AIM OF THE EXERCISE: Every line below is to be copied exactly, with the pictures left out.

### DATASET RECORDS ###

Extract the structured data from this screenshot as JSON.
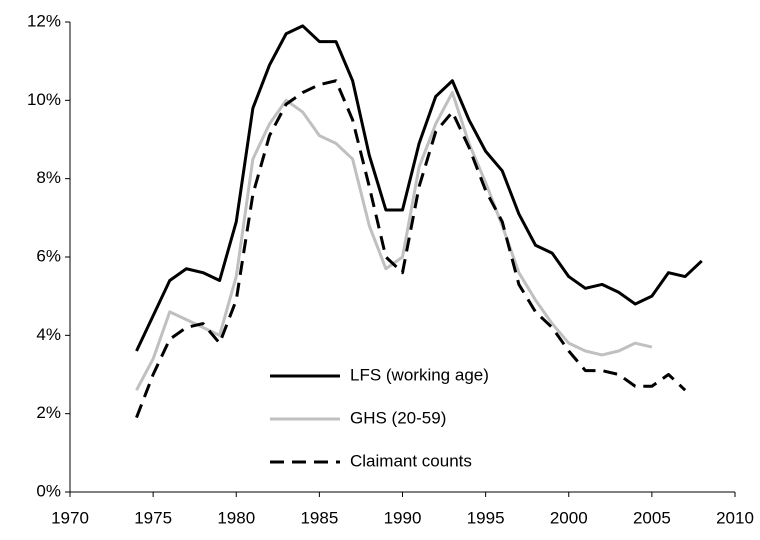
{
  "chart_data": {
    "type": "line",
    "x": [
      1974,
      1975,
      1976,
      1977,
      1978,
      1979,
      1980,
      1981,
      1982,
      1983,
      1984,
      1985,
      1986,
      1987,
      1988,
      1989,
      1990,
      1991,
      1992,
      1993,
      1994,
      1995,
      1996,
      1997,
      1998,
      1999,
      2000,
      2001,
      2002,
      2003,
      2004,
      2005,
      2006,
      2007,
      2008
    ],
    "series": [
      {
        "name": "LFS (working age)",
        "color": "#000000",
        "dash": "solid",
        "values": [
          3.6,
          4.5,
          5.4,
          5.7,
          5.6,
          5.4,
          6.9,
          9.8,
          10.9,
          11.7,
          11.9,
          11.5,
          11.5,
          10.5,
          8.6,
          7.2,
          7.2,
          8.9,
          10.1,
          10.5,
          9.5,
          8.7,
          8.2,
          7.1,
          6.3,
          6.1,
          5.5,
          5.2,
          5.3,
          5.1,
          4.8,
          5.0,
          5.6,
          5.5,
          5.9
        ]
      },
      {
        "name": "GHS (20-59)",
        "color": "#c0c0c0",
        "dash": "solid",
        "values": [
          2.6,
          3.4,
          4.6,
          4.4,
          4.2,
          4.0,
          5.5,
          8.5,
          9.4,
          10.0,
          9.7,
          9.1,
          8.9,
          8.5,
          6.8,
          5.7,
          6.0,
          8.3,
          9.4,
          10.2,
          8.9,
          7.9,
          6.8,
          5.6,
          4.9,
          4.3,
          3.8,
          3.6,
          3.5,
          3.6,
          3.8,
          3.7,
          null,
          null,
          null
        ]
      },
      {
        "name": "Claimant counts",
        "color": "#000000",
        "dash": "dashed",
        "values": [
          1.9,
          3.0,
          3.9,
          4.2,
          4.3,
          3.8,
          4.9,
          7.6,
          9.1,
          9.9,
          10.2,
          10.4,
          10.5,
          9.5,
          7.8,
          6.0,
          5.6,
          7.8,
          9.2,
          9.7,
          8.8,
          7.7,
          6.9,
          5.3,
          4.6,
          4.2,
          3.6,
          3.1,
          3.1,
          3.0,
          2.7,
          2.7,
          3.0,
          2.6,
          null
        ]
      }
    ],
    "xlim": [
      1970,
      2010
    ],
    "xticks": [
      1970,
      1975,
      1980,
      1985,
      1990,
      1995,
      2000,
      2005,
      2010
    ],
    "ylim": [
      0,
      12
    ],
    "yticks": [
      {
        "value": 0,
        "label": "0%"
      },
      {
        "value": 2,
        "label": "2%"
      },
      {
        "value": 4,
        "label": "4%"
      },
      {
        "value": 6,
        "label": "6%"
      },
      {
        "value": 8,
        "label": "8%"
      },
      {
        "value": 10,
        "label": "10%"
      },
      {
        "value": 12,
        "label": "12%"
      }
    ],
    "grid": false
  }
}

###

EXERCISE ANSWER:
Extract the structured data from this screenshot as JSON.
{
  "chart_data": {
    "type": "line",
    "x": [
      1974,
      1975,
      1976,
      1977,
      1978,
      1979,
      1980,
      1981,
      1982,
      1983,
      1984,
      1985,
      1986,
      1987,
      1988,
      1989,
      1990,
      1991,
      1992,
      1993,
      1994,
      1995,
      1996,
      1997,
      1998,
      1999,
      2000,
      2001,
      2002,
      2003,
      2004,
      2005,
      2006,
      2007,
      2008
    ],
    "series": [
      {
        "name": "LFS (working age)",
        "color": "#000000",
        "dash": "solid",
        "values": [
          3.6,
          4.5,
          5.4,
          5.7,
          5.6,
          5.4,
          6.9,
          9.8,
          10.9,
          11.7,
          11.9,
          11.5,
          11.5,
          10.5,
          8.6,
          7.2,
          7.2,
          8.9,
          10.1,
          10.5,
          9.5,
          8.7,
          8.2,
          7.1,
          6.3,
          6.1,
          5.5,
          5.2,
          5.3,
          5.1,
          4.8,
          5.0,
          5.6,
          5.5,
          5.9
        ]
      },
      {
        "name": "GHS (20-59)",
        "color": "#c0c0c0",
        "dash": "solid",
        "values": [
          2.6,
          3.4,
          4.6,
          4.4,
          4.2,
          4.0,
          5.5,
          8.5,
          9.4,
          10.0,
          9.7,
          9.1,
          8.9,
          8.5,
          6.8,
          5.7,
          6.0,
          8.3,
          9.4,
          10.2,
          8.9,
          7.9,
          6.8,
          5.6,
          4.9,
          4.3,
          3.8,
          3.6,
          3.5,
          3.6,
          3.8,
          3.7,
          null,
          null,
          null
        ]
      },
      {
        "name": "Claimant counts",
        "color": "#000000",
        "dash": "dashed",
        "values": [
          1.9,
          3.0,
          3.9,
          4.2,
          4.3,
          3.8,
          4.9,
          7.6,
          9.1,
          9.9,
          10.2,
          10.4,
          10.5,
          9.5,
          7.8,
          6.0,
          5.6,
          7.8,
          9.2,
          9.7,
          8.8,
          7.7,
          6.9,
          5.3,
          4.6,
          4.2,
          3.6,
          3.1,
          3.1,
          3.0,
          2.7,
          2.7,
          3.0,
          2.6,
          null
        ]
      }
    ],
    "xlim": [
      1970,
      2010
    ],
    "xticks": [
      1970,
      1975,
      1980,
      1985,
      1990,
      1995,
      2000,
      2005,
      2010
    ],
    "ylim": [
      0,
      12
    ],
    "yticks": [
      {
        "value": 0,
        "label": "0%"
      },
      {
        "value": 2,
        "label": "2%"
      },
      {
        "value": 4,
        "label": "4%"
      },
      {
        "value": 6,
        "label": "6%"
      },
      {
        "value": 8,
        "label": "8%"
      },
      {
        "value": 10,
        "label": "10%"
      },
      {
        "value": 12,
        "label": "12%"
      }
    ],
    "grid": false
  }
}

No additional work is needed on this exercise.